- [Set task]
Transcribe the entries below exactly.

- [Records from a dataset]

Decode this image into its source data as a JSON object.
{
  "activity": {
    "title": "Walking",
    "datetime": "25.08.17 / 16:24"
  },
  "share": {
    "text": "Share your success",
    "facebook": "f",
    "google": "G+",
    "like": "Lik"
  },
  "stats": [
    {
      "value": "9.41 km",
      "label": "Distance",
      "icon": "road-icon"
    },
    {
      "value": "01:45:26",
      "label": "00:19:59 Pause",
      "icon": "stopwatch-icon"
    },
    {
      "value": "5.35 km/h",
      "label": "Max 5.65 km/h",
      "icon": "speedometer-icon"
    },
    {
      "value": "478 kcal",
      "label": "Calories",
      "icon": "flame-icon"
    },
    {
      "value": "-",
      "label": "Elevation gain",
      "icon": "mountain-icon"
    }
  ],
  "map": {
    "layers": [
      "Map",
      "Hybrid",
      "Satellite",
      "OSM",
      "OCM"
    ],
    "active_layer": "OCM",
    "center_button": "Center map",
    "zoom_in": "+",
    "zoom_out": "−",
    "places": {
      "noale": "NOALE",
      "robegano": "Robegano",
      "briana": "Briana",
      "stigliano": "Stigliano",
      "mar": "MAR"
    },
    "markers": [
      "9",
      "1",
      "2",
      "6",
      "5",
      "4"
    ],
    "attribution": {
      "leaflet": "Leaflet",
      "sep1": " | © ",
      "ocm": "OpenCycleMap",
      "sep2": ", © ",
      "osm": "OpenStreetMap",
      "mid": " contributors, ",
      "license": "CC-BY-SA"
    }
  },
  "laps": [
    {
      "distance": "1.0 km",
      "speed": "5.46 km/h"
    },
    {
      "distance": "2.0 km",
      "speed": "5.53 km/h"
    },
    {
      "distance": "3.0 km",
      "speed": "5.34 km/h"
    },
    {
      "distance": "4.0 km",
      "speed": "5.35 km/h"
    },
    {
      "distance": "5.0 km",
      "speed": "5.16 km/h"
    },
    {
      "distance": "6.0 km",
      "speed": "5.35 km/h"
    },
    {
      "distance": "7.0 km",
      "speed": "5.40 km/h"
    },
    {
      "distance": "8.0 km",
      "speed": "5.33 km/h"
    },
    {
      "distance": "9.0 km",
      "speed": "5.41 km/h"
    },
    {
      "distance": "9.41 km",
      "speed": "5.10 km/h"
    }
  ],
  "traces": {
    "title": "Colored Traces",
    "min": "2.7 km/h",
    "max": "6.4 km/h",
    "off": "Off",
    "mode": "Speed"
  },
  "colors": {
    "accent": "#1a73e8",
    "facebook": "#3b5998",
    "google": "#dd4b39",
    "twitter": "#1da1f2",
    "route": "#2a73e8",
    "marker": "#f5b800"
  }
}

- [Correct response]
Decode this image into its source data as a JSON object.
{
  "activity": {
    "title": "Walking",
    "datetime": "25.08.17 / 16:24"
  },
  "share": {
    "text": "Share your success",
    "facebook": "f",
    "google": "G+",
    "like": "Lik"
  },
  "stats": [
    {
      "value": "9.41 km",
      "label": "Distance",
      "icon": "road-icon"
    },
    {
      "value": "01:45:26",
      "label": "00:19:59 Pause",
      "icon": "stopwatch-icon"
    },
    {
      "value": "5.35 km/h",
      "label": "Max 5.65 km/h",
      "icon": "speedometer-icon"
    },
    {
      "value": "478 kcal",
      "label": "Calories",
      "icon": "flame-icon"
    },
    {
      "value": "-",
      "label": "Elevation gain",
      "icon": "mountain-icon"
    }
  ],
  "map": {
    "layers": [
      "Map",
      "Hybrid",
      "Satellite",
      "OSM",
      "OCM"
    ],
    "active_layer": "OCM",
    "center_button": "Center map",
    "zoom_in": "+",
    "zoom_out": "−",
    "places": {
      "noale": "NOALE",
      "robegano": "Robegano",
      "briana": "Briana",
      "stigliano": "Stigliano",
      "mar": "MAR"
    },
    "markers": [
      "9",
      "1",
      "2",
      "6",
      "5",
      "4"
    ],
    "attribution": {
      "leaflet": "Leaflet",
      "sep1": " | © ",
      "ocm": "OpenCycleMap",
      "sep2": ", © ",
      "osm": "OpenStreetMap",
      "mid": " contributors, ",
      "license": "CC-BY-SA"
    }
  },
  "laps": [
    {
      "distance": "1.0 km",
      "speed": "5.46 km/h"
    },
    {
      "distance": "2.0 km",
      "speed": "5.53 km/h"
    },
    {
      "distance": "3.0 km",
      "speed": "5.34 km/h"
    },
    {
      "distance": "4.0 km",
      "speed": "5.35 km/h"
    },
    {
      "distance": "5.0 km",
      "speed": "5.16 km/h"
    },
    {
      "distance": "6.0 km",
      "speed": "5.35 km/h"
    },
    {
      "distance": "7.0 km",
      "speed": "5.40 km/h"
    },
    {
      "distance": "8.0 km",
      "speed": "5.33 km/h"
    },
    {
      "distance": "9.0 km",
      "speed": "5.41 km/h"
    },
    {
      "distance": "9.41 km",
      "speed": "5.10 km/h"
    }
  ],
  "traces": {
    "title": "Colored Traces",
    "min": "2.7 km/h",
    "max": "6.4 km/h",
    "off": "Off",
    "mode": "Speed"
  },
  "colors": {
    "accent": "#1a73e8",
    "facebook": "#3b5998",
    "google": "#dd4b39",
    "twitter": "#1da1f2",
    "route": "#2a73e8",
    "marker": "#f5b800"
  }
}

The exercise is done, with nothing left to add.